Requirement: Give the data starting at the line containing "tool-brush[interactable]: ✎ xyxy=(147,185,172,207)" and ending at the line containing "layer-mask-icon[interactable] xyxy=(598,485,613,499)" as a Markdown table with columns n and Line. Number each row in n, put the line in Line, and leave out any blank lines.

Extracted data
####################
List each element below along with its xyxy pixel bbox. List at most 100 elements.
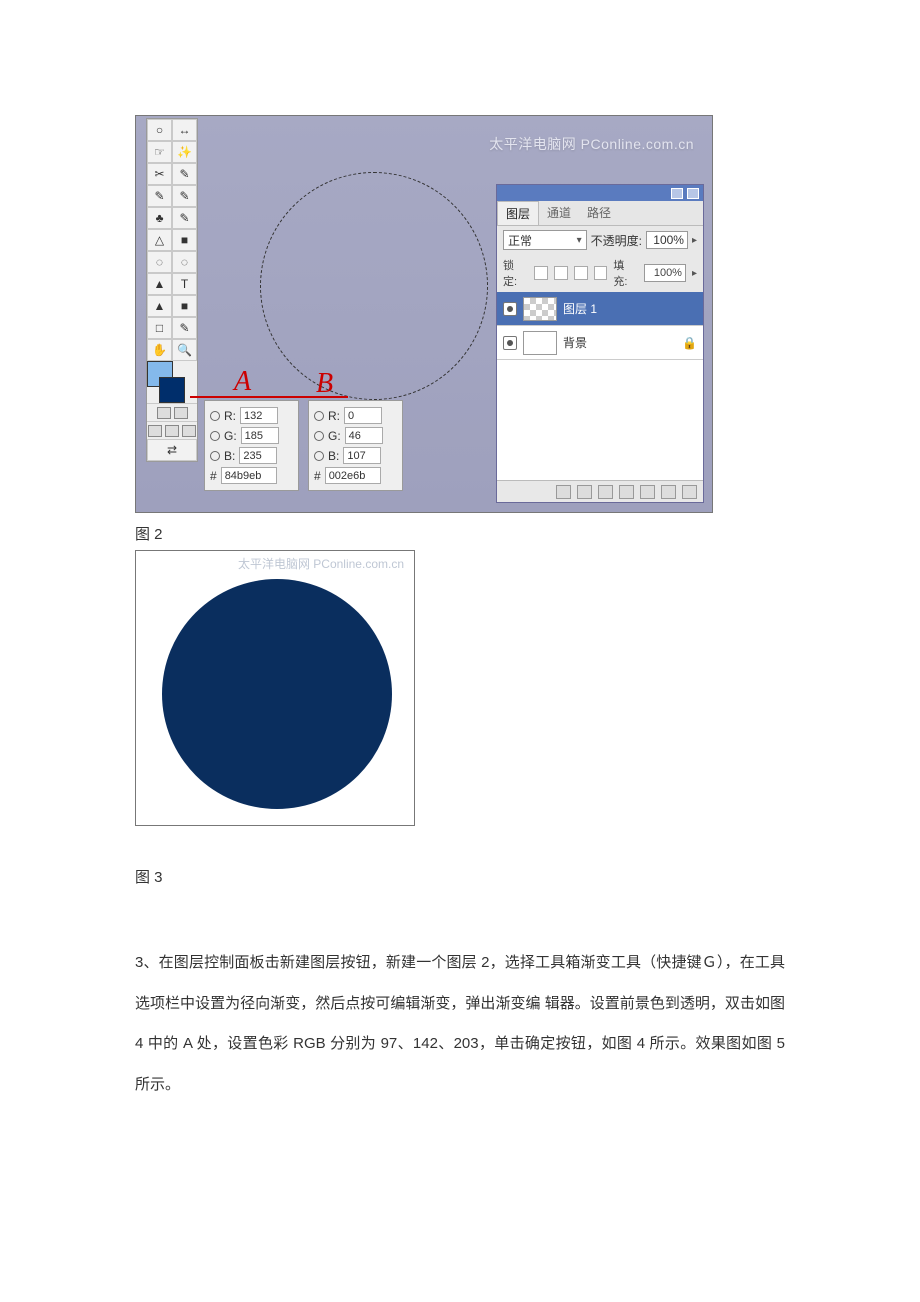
tool-brush[interactable]: ✎ xyxy=(147,185,172,207)
screen-mode-2-icon[interactable] xyxy=(165,425,179,437)
input-r-b[interactable]: 0 xyxy=(344,407,382,424)
quickmask-mode-icon[interactable] xyxy=(174,407,188,419)
layer-mask-icon[interactable] xyxy=(598,485,613,499)
blend-mode-select[interactable]: 正常▾ xyxy=(503,230,587,250)
standard-mode-icon[interactable] xyxy=(157,407,171,419)
layer-name: 图层 1 xyxy=(563,300,597,317)
radio-g-icon[interactable] xyxy=(210,431,220,441)
filled-circle xyxy=(162,579,392,809)
new-layer-icon[interactable] xyxy=(661,485,676,499)
step-3-paragraph: 3、在图层控制面板击新建图层按钮，新建一个图层 2，选择工具箱渐变工具（快捷键Ｇ… xyxy=(135,943,785,1105)
color-panel-a: R:132 G:185 B:235 #84b9eb xyxy=(204,400,299,491)
screen-mode-1-icon[interactable] xyxy=(148,425,162,437)
fill-arrow-icon[interactable]: ▸ xyxy=(692,268,697,279)
lock-position-icon[interactable] xyxy=(574,266,588,280)
tab-paths[interactable]: 路径 xyxy=(579,201,619,225)
layer-item-1[interactable]: 图层 1 xyxy=(497,292,703,326)
lock-all-icon[interactable] xyxy=(594,266,608,280)
label-b: B: xyxy=(224,449,235,463)
radio-g-icon[interactable] xyxy=(314,431,324,441)
radio-b-icon[interactable] xyxy=(314,451,324,461)
label-g: G: xyxy=(328,429,341,443)
tool-crop[interactable]: ✂ xyxy=(147,163,172,185)
tool-hand[interactable]: ✋ xyxy=(147,339,172,361)
fill-label: 填充: xyxy=(613,257,638,289)
input-r-a[interactable]: 132 xyxy=(240,407,278,424)
opacity-arrow-icon[interactable]: ▸ xyxy=(692,235,697,246)
tab-channels[interactable]: 通道 xyxy=(539,201,579,225)
layer-item-bg[interactable]: 背景 🔒 xyxy=(497,326,703,360)
tab-layers[interactable]: 图层 xyxy=(497,201,539,225)
annotation-line xyxy=(190,396,348,398)
input-b-a[interactable]: 235 xyxy=(239,447,277,464)
tool-eraser[interactable]: △ xyxy=(147,229,172,251)
selection-marquee xyxy=(260,172,488,400)
link-layers-icon[interactable] xyxy=(556,485,571,499)
figure-3-screenshot: 太平洋电脑网 PConline.com.cn xyxy=(135,550,415,826)
label-b: B: xyxy=(328,449,339,463)
screen-mode-3-icon[interactable] xyxy=(182,425,196,437)
tool-type[interactable]: T xyxy=(172,273,197,295)
screen-mode-row xyxy=(147,421,197,439)
radio-r-icon[interactable] xyxy=(210,411,220,421)
label-hash: # xyxy=(210,469,217,483)
layer-thumb xyxy=(523,297,557,321)
opacity-label: 不透明度: xyxy=(591,232,642,249)
layer-thumb xyxy=(523,331,557,355)
opacity-input[interactable]: 100% xyxy=(646,231,688,249)
tool-lasso[interactable]: ☞ xyxy=(147,141,172,163)
lock-transparency-icon[interactable] xyxy=(534,266,548,280)
layer-list: 图层 1 背景 🔒 xyxy=(497,292,703,480)
label-r: R: xyxy=(328,409,340,423)
tool-blur[interactable]: ◌ xyxy=(147,251,172,273)
tool-shape[interactable]: ■ xyxy=(172,295,197,317)
radio-r-icon[interactable] xyxy=(314,411,324,421)
delete-layer-icon[interactable] xyxy=(682,485,697,499)
layer-group-icon[interactable] xyxy=(640,485,655,499)
tool-dodge[interactable]: ◌ xyxy=(172,251,197,273)
close-icon[interactable] xyxy=(687,188,699,199)
tool-ellipse[interactable]: ○ xyxy=(147,119,172,141)
lock-icon: 🔒 xyxy=(682,336,697,350)
tool-history[interactable]: ✎ xyxy=(172,207,197,229)
fill-input[interactable]: 100% xyxy=(644,264,686,282)
input-b-b[interactable]: 107 xyxy=(343,447,381,464)
figure-2-screenshot: 太平洋电脑网 PConline.com.cn ○ ↔ ☞ ✨ ✂ ✎ ✎ ✎ ♣… xyxy=(135,115,713,513)
input-g-a[interactable]: 185 xyxy=(241,427,279,444)
tool-pencil[interactable]: ✎ xyxy=(172,185,197,207)
watermark: 太平洋电脑网 PConline.com.cn xyxy=(489,134,694,154)
caption-fig2: 图 2 xyxy=(135,523,785,544)
background-swatch[interactable] xyxy=(159,377,185,403)
minimize-icon[interactable] xyxy=(671,188,683,199)
tool-zoom[interactable]: 🔍 xyxy=(172,339,197,361)
tool-move[interactable]: ↔ xyxy=(172,119,197,141)
tool-path[interactable]: ▲ xyxy=(147,273,172,295)
input-hex-b[interactable]: 002e6b xyxy=(325,467,381,484)
toolbox: ○ ↔ ☞ ✨ ✂ ✎ ✎ ✎ ♣ ✎ △ ■ ◌ ◌ ▲ T ▲ ■ □ ✎ … xyxy=(146,118,198,462)
visibility-icon[interactable] xyxy=(503,336,517,350)
tool-slice[interactable]: ✎ xyxy=(172,163,197,185)
tool-note[interactable]: □ xyxy=(147,317,172,339)
jump-to-row[interactable]: ⇄ xyxy=(147,439,197,461)
radio-b-icon[interactable] xyxy=(210,451,220,461)
tool-gradient[interactable]: ■ xyxy=(172,229,197,251)
watermark: 太平洋电脑网 PConline.com.cn xyxy=(238,555,404,572)
input-g-b[interactable]: 46 xyxy=(345,427,383,444)
layer-fx-icon[interactable] xyxy=(577,485,592,499)
annotation-label-a: A xyxy=(234,366,251,398)
layer-name: 背景 xyxy=(563,334,587,351)
label-hash: # xyxy=(314,469,321,483)
adjustment-layer-icon[interactable] xyxy=(619,485,634,499)
layers-panel: 图层 通道 路径 正常▾ 不透明度: 100% ▸ 锁定: 填充: 100% ▸ xyxy=(496,184,704,503)
chevron-down-icon: ▾ xyxy=(577,235,582,246)
tool-eyedrop[interactable]: ✎ xyxy=(172,317,197,339)
tool-wand[interactable]: ✨ xyxy=(172,141,197,163)
visibility-icon[interactable] xyxy=(503,302,517,316)
layer-tabs: 图层 通道 路径 xyxy=(497,201,703,226)
input-hex-a[interactable]: 84b9eb xyxy=(221,467,277,484)
tool-clone[interactable]: ♣ xyxy=(147,207,172,229)
color-panel-b: R: 0 G: 46 B: 107 #002e6b xyxy=(308,400,403,491)
lock-pixels-icon[interactable] xyxy=(554,266,568,280)
tool-pen[interactable]: ▲ xyxy=(147,295,172,317)
caption-fig3: 图 3 xyxy=(135,866,785,887)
####################
Exercise output:
| n | Line |
|---|---|
| 1 | tool-brush[interactable]: ✎ xyxy=(147,185,172,207) |
| 2 | screen-mode-2-icon[interactable] xyxy=(165,425,179,437) |
| 3 | input-r-b[interactable]: 0 xyxy=(344,407,382,424) |
| 4 | quickmask-mode-icon[interactable] xyxy=(174,407,188,419) |
| 5 | layer-mask-icon[interactable] xyxy=(598,485,613,499) |